What to work on
From the entries below, pull out each line where "Jugé" appears.

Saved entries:
——————
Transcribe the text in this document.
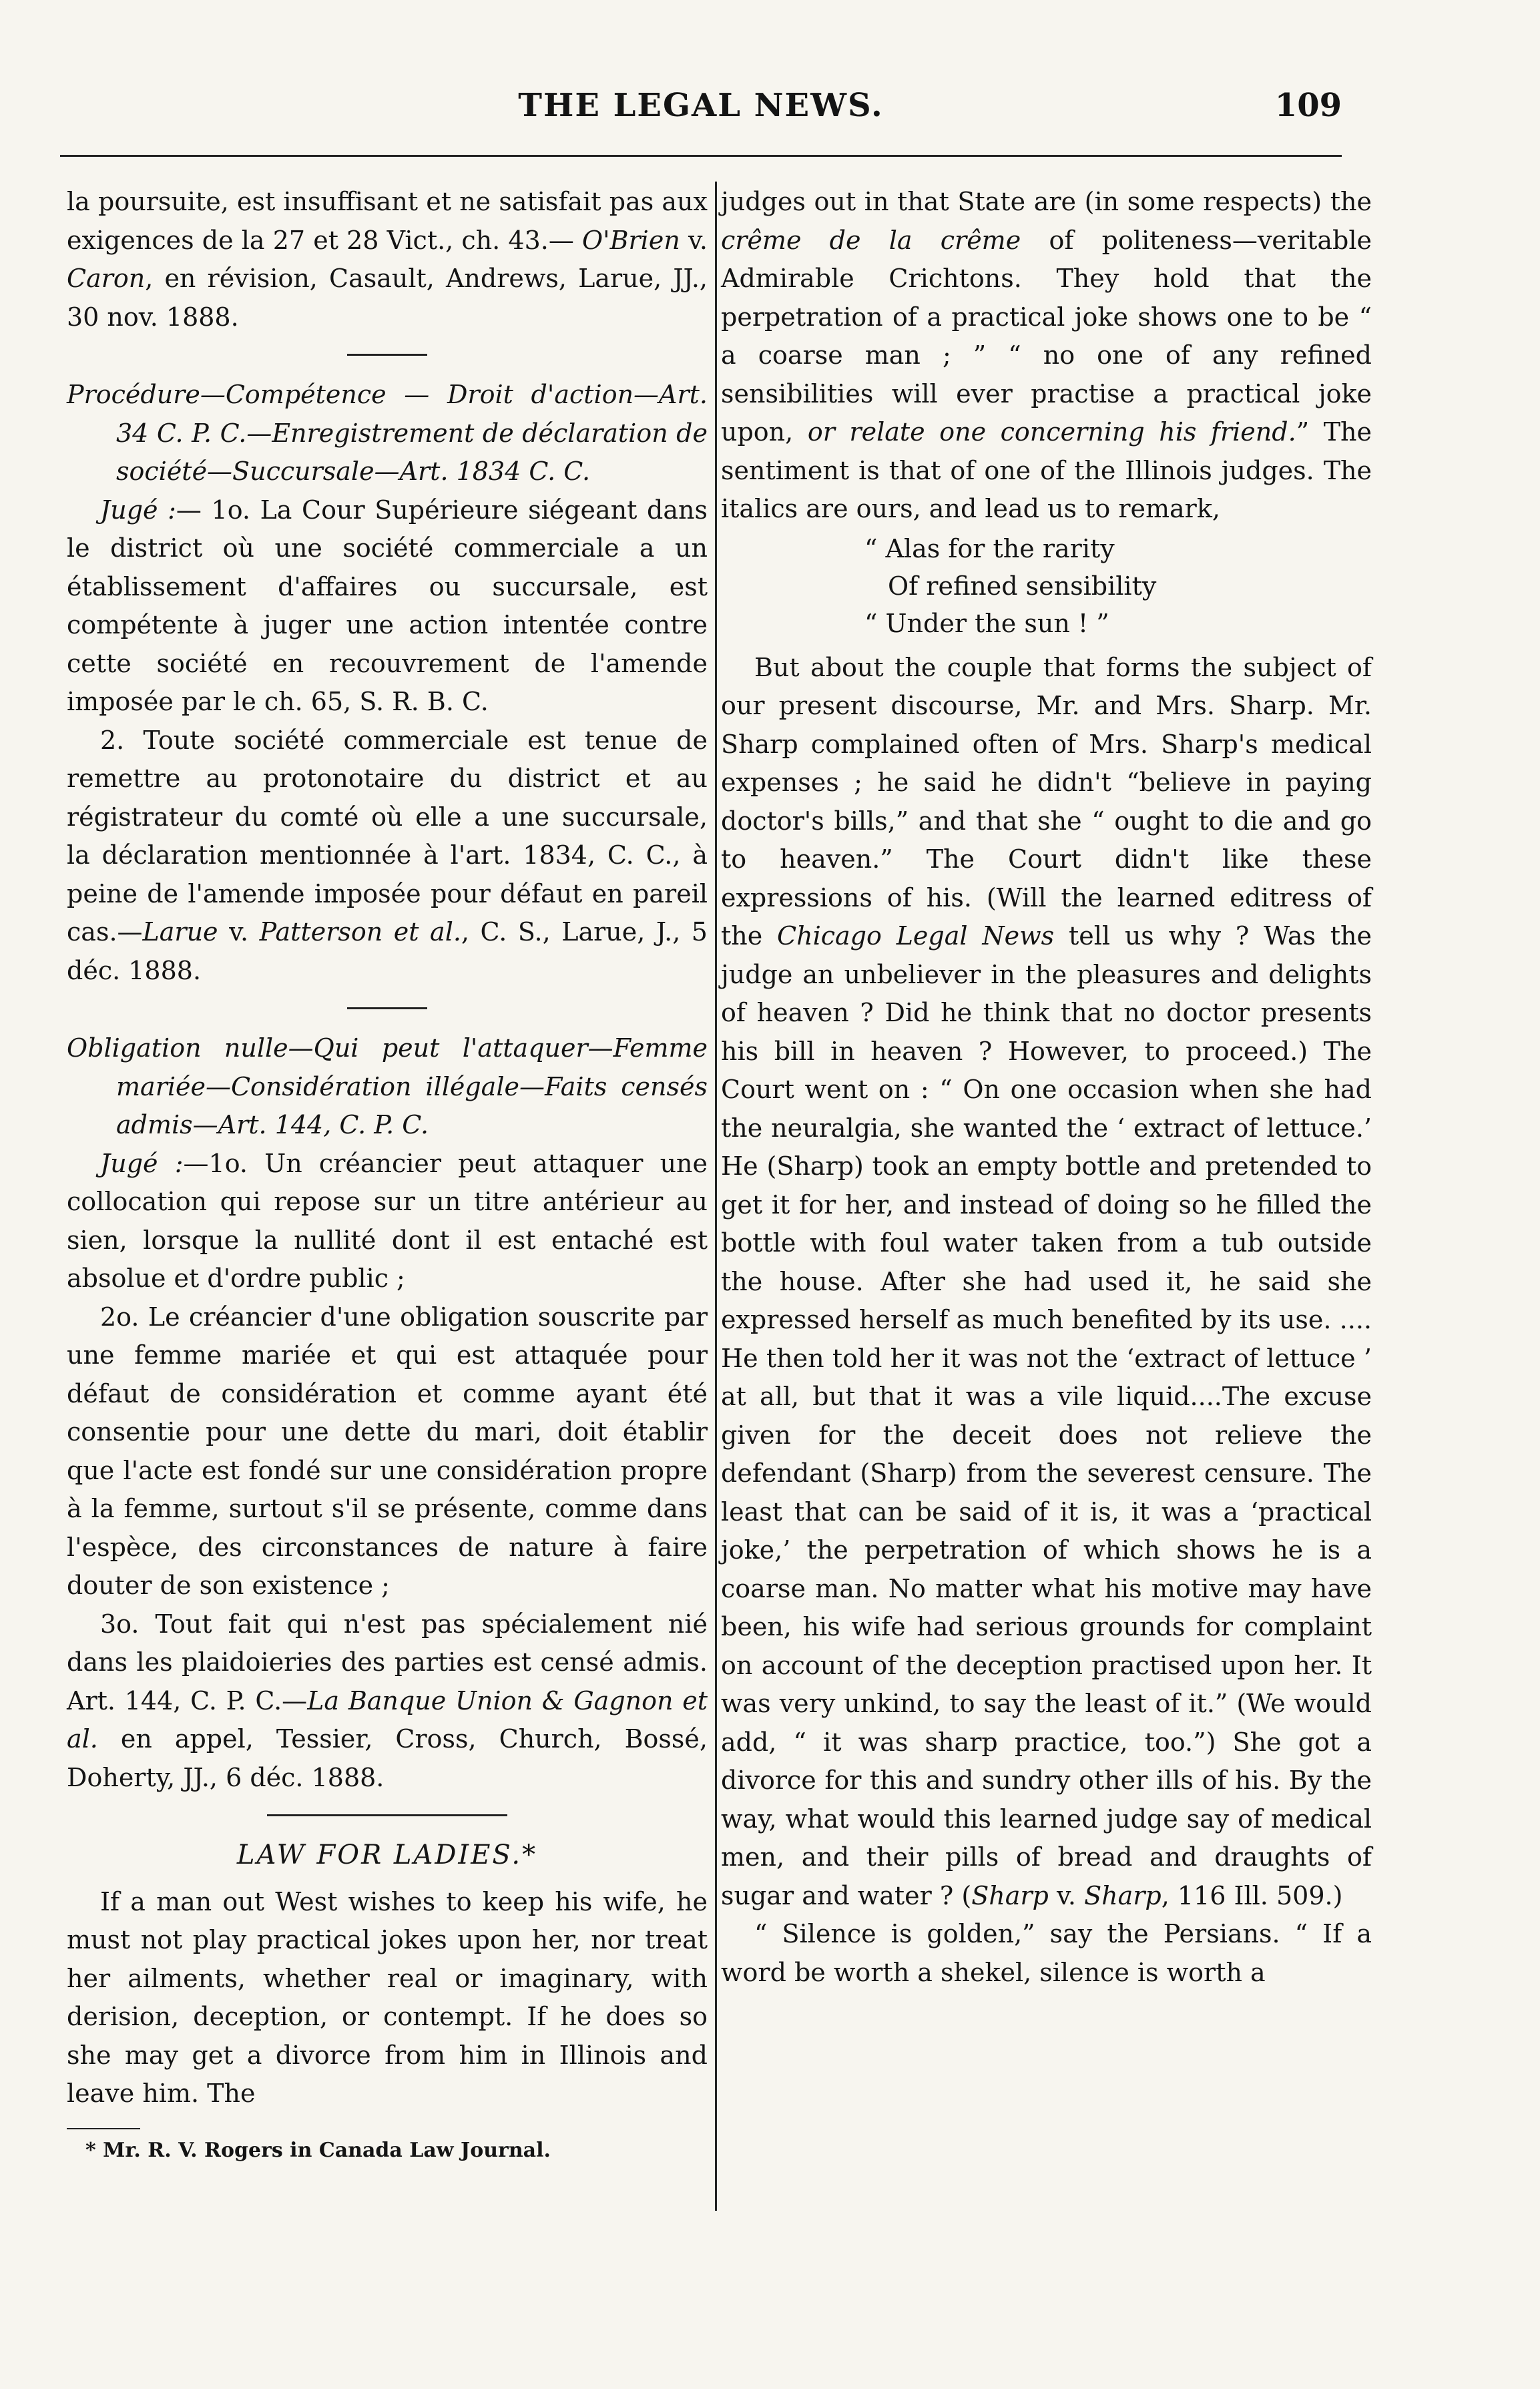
THE LEGAL NEWS.	109

la poursuite, est insuffisant et ne satisfait pas aux exigences de la 27 et 28 Vict., ch. 43.— O'Brien v. Caron, en révision, Casault, Andrews, Larue, JJ., 30 nov. 1888.

Procédure—Compétence — Droit d'action—Art. 34 C. P. C.—Enregistrement de déclaration de société—Succursale—Art. 1834 C. C.

Jugé :— 1o. La Cour Supérieure siégeant dans le district où une société commerciale a un établissement d'affaires ou succursale, est compétente à juger une action intentée contre cette société en recouvrement de l'amende imposée par le ch. 65, S. R. B. C.

2. Toute société commerciale est tenue de remettre au protonotaire du district et au régistrateur du comté où elle a une succursale, la déclaration mentionnée à l'art. 1834, C. C., à peine de l'amende imposée pour défaut en pareil cas.—Larue v. Patterson et al., C. S., Larue, J., 5 déc. 1888.

Obligation nulle—Qui peut l'attaquer—Femme mariée—Considération illégale—Faits censés admis—Art. 144, C. P. C.

Jugé :—1o. Un créancier peut attaquer une collocation qui repose sur un titre antérieur au sien, lorsque la nullité dont il est entaché est absolue et d'ordre public ;

2o. Le créancier d'une obligation souscrite par une femme mariée et qui est attaquée pour défaut de considération et comme ayant été consentie pour une dette du mari, doit établir que l'acte est fondé sur une considération propre à la femme, surtout s'il se présente, comme dans l'espèce, des circonstances de nature à faire douter de son existence ;

3o. Tout fait qui n'est pas spécialement nié dans les plaidoieries des parties est censé admis. Art. 144, C. P. C.—La Banque Union & Gagnon et al. en appel, Tessier, Cross, Church, Bossé, Doherty, JJ., 6 déc. 1888.

LAW FOR LADIES.*

If a man out West wishes to keep his wife, he must not play practical jokes upon her, nor treat her ailments, whether real or imaginary, with derision, deception, or contempt. If he does so she may get a divorce from him in Illinois and leave him. The

* Mr. R. V. Rogers in Canada Law Journal.

judges out in that State are (in some respects) the crême de la crême of politeness—veritable Admirable Crichtons. They hold that the perpetration of a practical joke shows one to be “ a coarse man ; ” “ no one of any refined sensibilities will ever practise a practical joke upon, or relate one concerning his friend.” The sentiment is that of one of the Illinois judges. The italics are ours, and lead us to remark,

“ Alas for the rarity
Of refined sensibility
“ Under the sun ! ”

But about the couple that forms the subject of our present discourse, Mr. and Mrs. Sharp. Mr. Sharp complained often of Mrs. Sharp's medical expenses ; he said he didn't “believe in paying doctor's bills,” and that she “ ought to die and go to heaven.” The Court didn't like these expressions of his. (Will the learned editress of the Chicago Legal News tell us why ? Was the judge an unbeliever in the pleasures and delights of heaven ? Did he think that no doctor presents his bill in heaven ? However, to proceed.) The Court went on : “ On one occasion when she had the neuralgia, she wanted the ‘ extract of lettuce.’ He (Sharp) took an empty bottle and pretended to get it for her, and instead of doing so he filled the bottle with foul water taken from a tub outside the house. After she had used it, he said she expressed herself as much benefited by its use. .... He then told her it was not the ‘extract of lettuce ’ at all, but that it was a vile liquid....The excuse given for the deceit does not relieve the defendant (Sharp) from the severest censure. The least that can be said of it is, it was a ‘practical joke,’ the perpetration of which shows he is a coarse man. No matter what his motive may have been, his wife had serious grounds for complaint on account of the deception practised upon her. It was very unkind, to say the least of it.” (We would add, “ it was sharp practice, too.”) She got a divorce for this and sundry other ills of his. By the way, what would this learned judge say of medical men, and their pills of bread and draughts of sugar and water ? (Sharp v. Sharp, 116 Ill. 509.)

“ Silence is golden,” say the Persians. “ If a word be worth a shekel, silence is worth a
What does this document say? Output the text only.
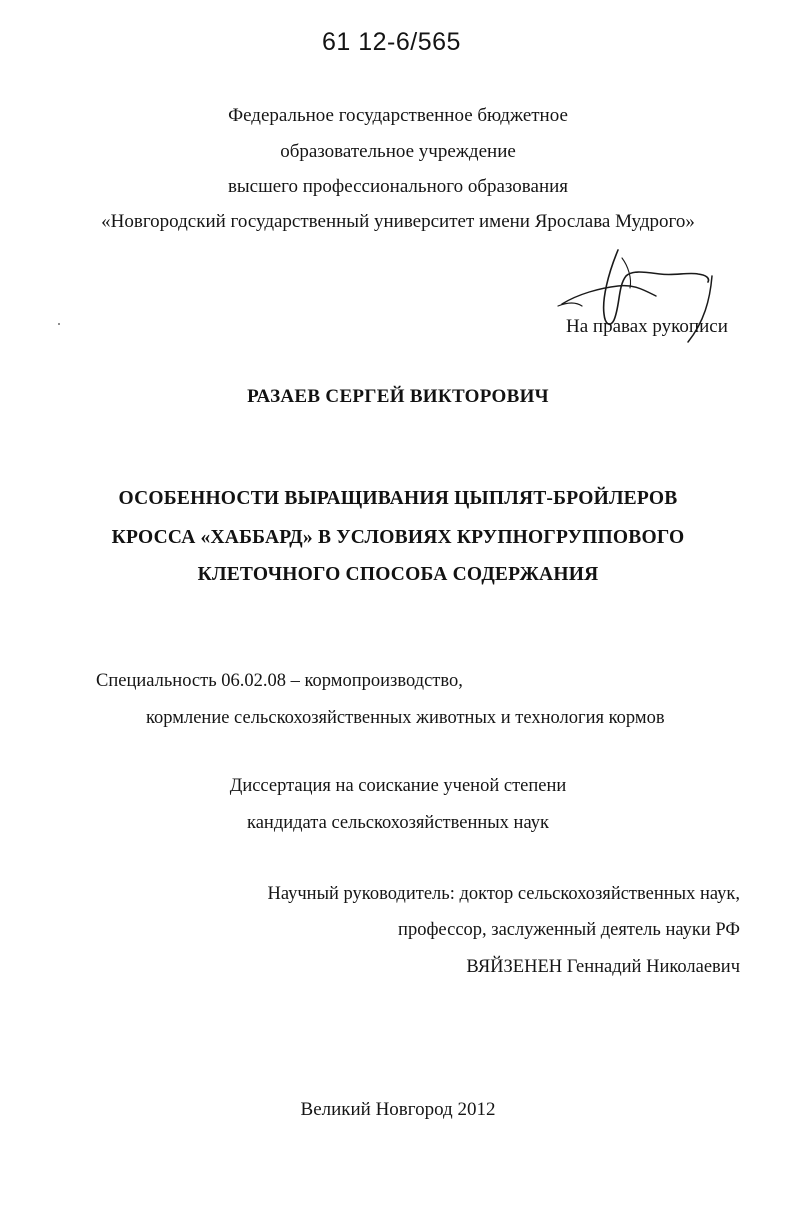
61 12-6/565
Федеральное государственное бюджетное
образовательное учреждение
высшего профессионального образования
«Новгородский государственный университет имени Ярослава Мудрого»
На правах рукописи
РАЗАЕВ СЕРГЕЙ ВИКТОРОВИЧ
ОСОБЕННОСТИ ВЫРАЩИВАНИЯ ЦЫПЛЯТ-БРОЙЛЕРОВ
КРОССА «ХАББАРД» В УСЛОВИЯХ КРУПНОГРУППОВОГО
КЛЕТОЧНОГО СПОСОБА СОДЕРЖАНИЯ
Специальность 06.02.08 – кормопроизводство,
кормление сельскохозяйственных животных и технология кормов
Диссертация на соискание ученой степени
кандидата сельскохозяйственных наук
Научный руководитель: доктор сельскохозяйственных наук,
профессор, заслуженный деятель науки РФ
ВЯЙЗЕНЕН Геннадий Николаевич
Великий Новгород 2012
——————
Response to this task
Jugé :— 1o. La Cour Supérieure siégeant dans le district où une société commerciale a un établissement d'affaires ou succursale, est compétente à juger une action intentée contre cette société en recouvrement de l'amende imposée par le ch. 65, S. R. B. C.
Jugé :—1o. Un créancier peut attaquer une collocation qui repose sur un titre antérieur au sien, lorsque la nullité dont il est entaché est absolue et d'ordre public ;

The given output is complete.